*Task directions*: Exactly as written, retype the listing below, omitting the pictures.

··· Provided data ···

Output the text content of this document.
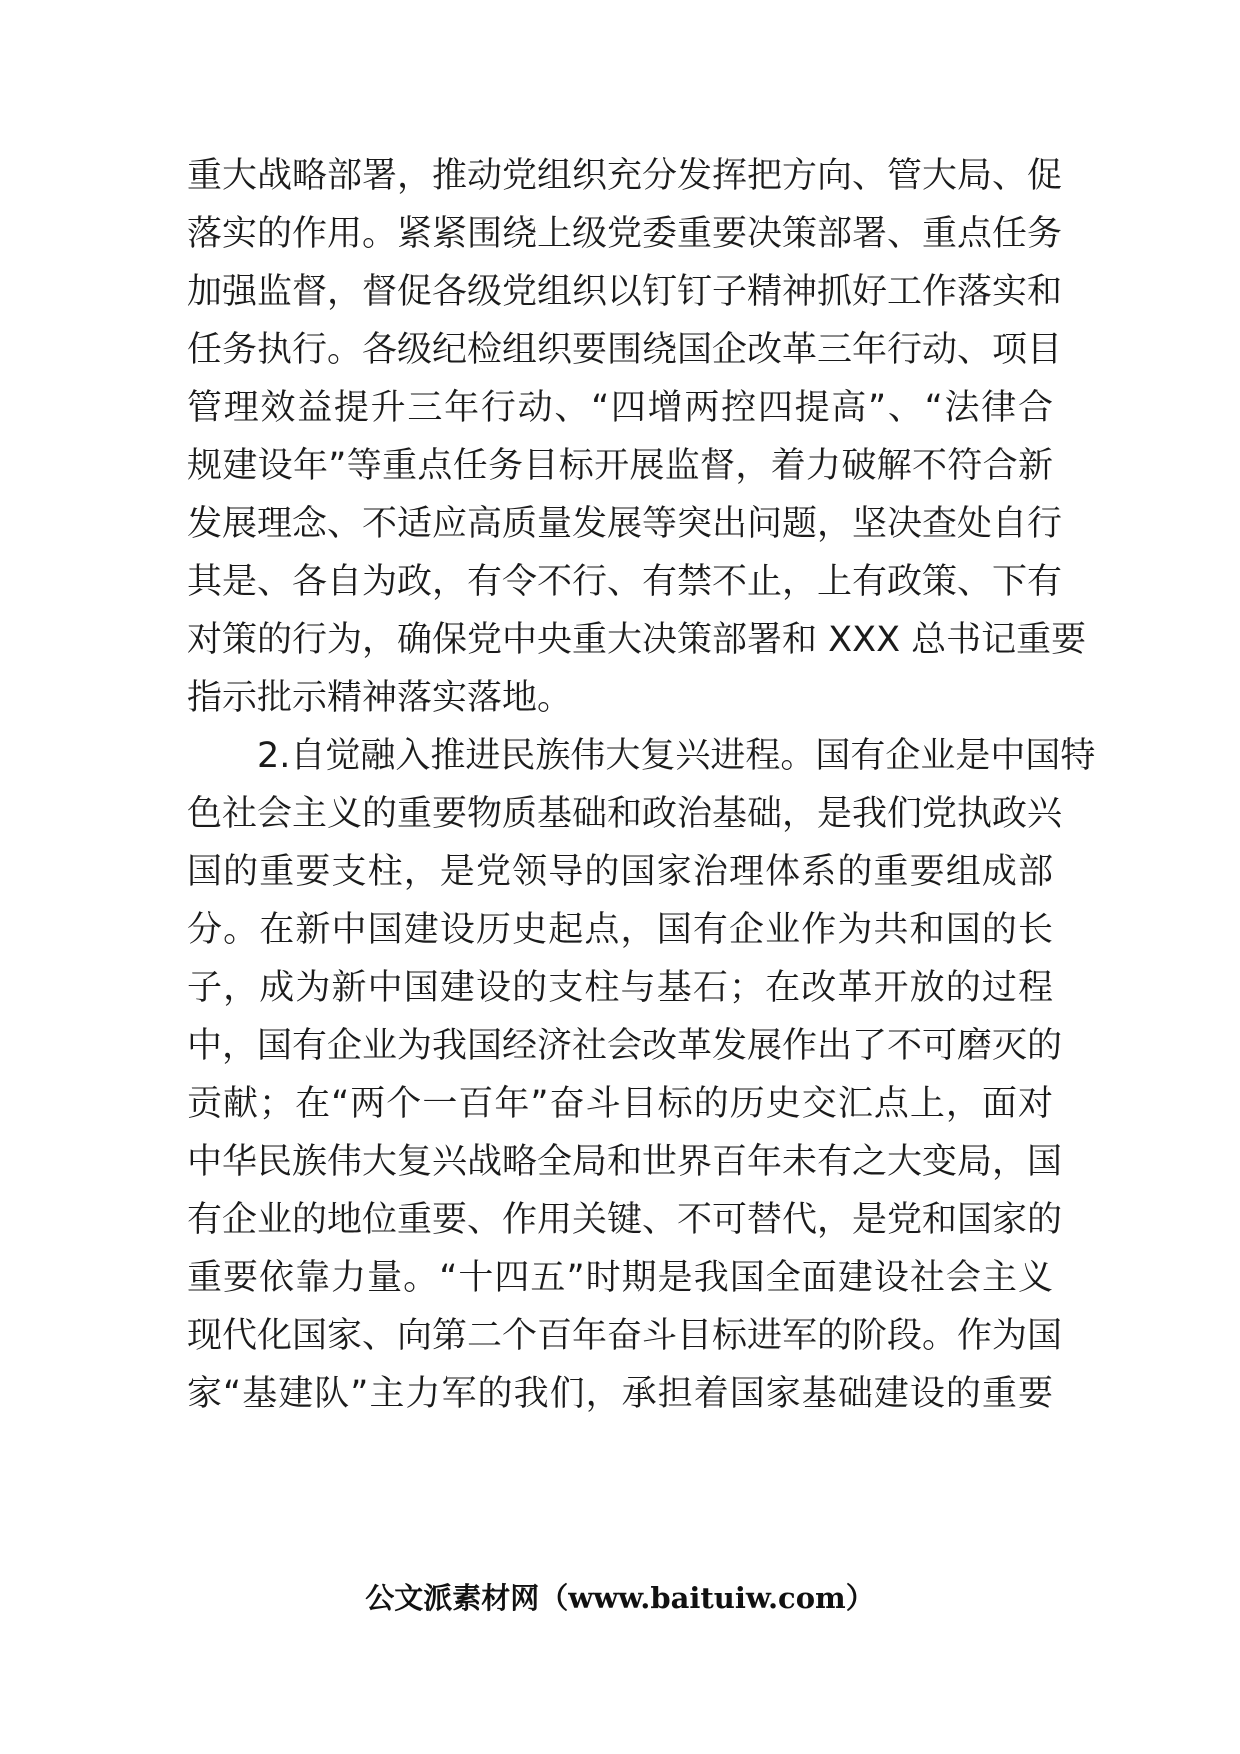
重大战略部署，推动党组织充分发挥把方向、管大局、促
落实的作用。紧紧围绕上级党委重要决策部署、重点任务
加强监督，督促各级党组织以钉钉子精神抓好工作落实和
任务执行。各级纪检组织要围绕国企改革三年行动、项目
管理效益提升三年行动、“四增两控四提高”、“法律合
规建设年”等重点任务目标开展监督，着力破解不符合新
发展理念、不适应高质量发展等突出问题，坚决查处自行
其是、各自为政，有令不行、有禁不止，上有政策、下有
对策的行为，确保党中央重大决策部署和 XXX 总书记重要
指示批示精神落实落地。
2.自觉融入推进民族伟大复兴进程。国有企业是中国特
色社会主义的重要物质基础和政治基础，是我们党执政兴
国的重要支柱，是党领导的国家治理体系的重要组成部
分。在新中国建设历史起点，国有企业作为共和国的长
子，成为新中国建设的支柱与基石；在改革开放的过程
中，国有企业为我国经济社会改革发展作出了不可磨灭的
贡献；在“两个一百年”奋斗目标的历史交汇点上，面对
中华民族伟大复兴战略全局和世界百年未有之大变局，国
有企业的地位重要、作用关键、不可替代，是党和国家的
重要依靠力量。“十四五”时期是我国全面建设社会主义
现代化国家、向第二个百年奋斗目标进军的阶段。作为国
家“基建队”主力军的我们，承担着国家基础建设的重要
公文派素材网（www.baituiw.com）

···

*Response to this exercise*:
Output the text content of this document.
重大战略部署，推动党组织充分发挥把方向、管大局、促
落实的作用。紧紧围绕上级党委重要决策部署、重点任务
加强监督，督促各级党组织以钉钉子精神抓好工作落实和
任务执行。各级纪检组织要围绕国企改革三年行动、项目
管理效益提升三年行动、“四增两控四提高”、“法律合
规建设年”等重点任务目标开展监督，着力破解不符合新
发展理念、不适应高质量发展等突出问题，坚决查处自行
其是、各自为政，有令不行、有禁不止，上有政策、下有
对策的行为，确保党中央重大决策部署和 XXX 总书记重要
指示批示精神落实落地。
2.自觉融入推进民族伟大复兴进程。国有企业是中国特
色社会主义的重要物质基础和政治基础，是我们党执政兴
国的重要支柱，是党领导的国家治理体系的重要组成部
分。在新中国建设历史起点，国有企业作为共和国的长
子，成为新中国建设的支柱与基石；在改革开放的过程
中，国有企业为我国经济社会改革发展作出了不可磨灭的
贡献；在“两个一百年”奋斗目标的历史交汇点上，面对
中华民族伟大复兴战略全局和世界百年未有之大变局，国
有企业的地位重要、作用关键、不可替代，是党和国家的
重要依靠力量。“十四五”时期是我国全面建设社会主义
现代化国家、向第二个百年奋斗目标进军的阶段。作为国
家“基建队”主力军的我们，承担着国家基础建设的重要
公文派素材网（www.baituiw.com）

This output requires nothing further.